■ **AIM**:
Every entry needs to be reproduced exactly.

■ **INPUT DATA**:
==================================================
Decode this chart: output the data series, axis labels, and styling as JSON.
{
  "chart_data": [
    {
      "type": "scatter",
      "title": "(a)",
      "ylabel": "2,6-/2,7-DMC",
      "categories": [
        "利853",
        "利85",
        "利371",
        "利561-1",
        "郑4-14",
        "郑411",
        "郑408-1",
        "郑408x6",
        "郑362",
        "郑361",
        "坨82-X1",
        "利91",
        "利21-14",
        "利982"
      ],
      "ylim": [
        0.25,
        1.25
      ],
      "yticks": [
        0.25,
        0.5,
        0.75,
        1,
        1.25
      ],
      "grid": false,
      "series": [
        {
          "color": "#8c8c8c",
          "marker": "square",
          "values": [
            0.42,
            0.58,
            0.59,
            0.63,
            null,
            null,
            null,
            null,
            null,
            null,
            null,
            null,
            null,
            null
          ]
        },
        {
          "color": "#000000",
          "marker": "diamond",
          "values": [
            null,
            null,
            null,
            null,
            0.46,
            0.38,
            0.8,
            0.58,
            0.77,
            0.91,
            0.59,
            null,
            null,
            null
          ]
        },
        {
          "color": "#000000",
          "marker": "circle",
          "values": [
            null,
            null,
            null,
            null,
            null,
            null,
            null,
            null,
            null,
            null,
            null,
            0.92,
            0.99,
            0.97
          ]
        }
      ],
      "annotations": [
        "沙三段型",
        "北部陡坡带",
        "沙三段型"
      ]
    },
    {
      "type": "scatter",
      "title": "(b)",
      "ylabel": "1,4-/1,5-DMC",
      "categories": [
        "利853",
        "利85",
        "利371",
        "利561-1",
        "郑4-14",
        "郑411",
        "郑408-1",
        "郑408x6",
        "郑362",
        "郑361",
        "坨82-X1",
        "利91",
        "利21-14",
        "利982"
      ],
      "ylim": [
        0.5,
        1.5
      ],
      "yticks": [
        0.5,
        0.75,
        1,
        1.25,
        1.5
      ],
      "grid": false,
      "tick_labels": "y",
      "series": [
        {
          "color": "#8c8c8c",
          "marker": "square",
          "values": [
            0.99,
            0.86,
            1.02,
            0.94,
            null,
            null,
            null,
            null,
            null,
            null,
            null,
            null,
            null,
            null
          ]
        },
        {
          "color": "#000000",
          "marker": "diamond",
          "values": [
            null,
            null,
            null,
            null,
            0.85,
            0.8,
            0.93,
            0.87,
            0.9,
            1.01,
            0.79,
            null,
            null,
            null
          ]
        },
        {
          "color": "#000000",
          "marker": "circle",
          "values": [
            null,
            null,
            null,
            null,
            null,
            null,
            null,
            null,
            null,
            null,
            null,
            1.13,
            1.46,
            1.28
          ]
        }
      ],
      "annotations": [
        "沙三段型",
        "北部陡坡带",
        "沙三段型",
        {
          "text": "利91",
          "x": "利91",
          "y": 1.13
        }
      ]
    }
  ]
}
==================================================
■ **SOLUTION FOR THIS TASK**:
Decode this chart: output the data series, axis labels, and styling as JSON.
{
  "chart_data": [
    {
      "type": "scatter",
      "title": "(a)",
      "ylabel": "2,6-/2,7-DMC",
      "categories": [
        "利853",
        "利85",
        "利371",
        "利561-1",
        "郑4-14",
        "郑411",
        "郑408-1",
        "郑408x6",
        "郑362",
        "郑361",
        "坨82-X1",
        "利91",
        "利21-14",
        "利982"
      ],
      "ylim": [
        0.25,
        1.25
      ],
      "yticks": [
        0.25,
        0.5,
        0.75,
        1,
        1.25
      ],
      "grid": false,
      "series": [
        {
          "color": "#8c8c8c",
          "marker": "square",
          "values": [
            0.42,
            0.58,
            0.59,
            0.63,
            null,
            null,
            null,
            null,
            null,
            null,
            null,
            null,
            null,
            null
          ]
        },
        {
          "color": "#000000",
          "marker": "diamond",
          "values": [
            null,
            null,
            null,
            null,
            0.46,
            0.38,
            0.8,
            0.58,
            0.77,
            0.91,
            0.59,
            null,
            null,
            null
          ]
        },
        {
          "color": "#000000",
          "marker": "circle",
          "values": [
            null,
            null,
            null,
            null,
            null,
            null,
            null,
            null,
            null,
            null,
            null,
            0.92,
            0.99,
            0.97
          ]
        }
      ],
      "annotations": [
        "沙三段型",
        "北部陡坡带",
        "沙三段型"
      ]
    },
    {
      "type": "scatter",
      "title": "(b)",
      "ylabel": "1,4-/1,5-DMC",
      "categories": [
        "利853",
        "利85",
        "利371",
        "利561-1",
        "郑4-14",
        "郑411",
        "郑408-1",
        "郑408x6",
        "郑362",
        "郑361",
        "坨82-X1",
        "利91",
        "利21-14",
        "利982"
      ],
      "ylim": [
        0.5,
        1.5
      ],
      "yticks": [
        0.5,
        0.75,
        1,
        1.25,
        1.5
      ],
      "grid": false,
      "tick_labels": "y",
      "series": [
        {
          "color": "#8c8c8c",
          "marker": "square",
          "values": [
            0.99,
            0.86,
            1.02,
            0.94,
            null,
            null,
            null,
            null,
            null,
            null,
            null,
            null,
            null,
            null
          ]
        },
        {
          "color": "#000000",
          "marker": "diamond",
          "values": [
            null,
            null,
            null,
            null,
            0.85,
            0.8,
            0.93,
            0.87,
            0.9,
            1.01,
            0.79,
            null,
            null,
            null
          ]
        },
        {
          "color": "#000000",
          "marker": "circle",
          "values": [
            null,
            null,
            null,
            null,
            null,
            null,
            null,
            null,
            null,
            null,
            null,
            1.13,
            1.46,
            1.28
          ]
        }
      ],
      "annotations": [
        "沙三段型",
        "北部陡坡带",
        "沙三段型",
        {
          "text": "利91",
          "x": "利91",
          "y": 1.13
        }
      ]
    }
  ]
}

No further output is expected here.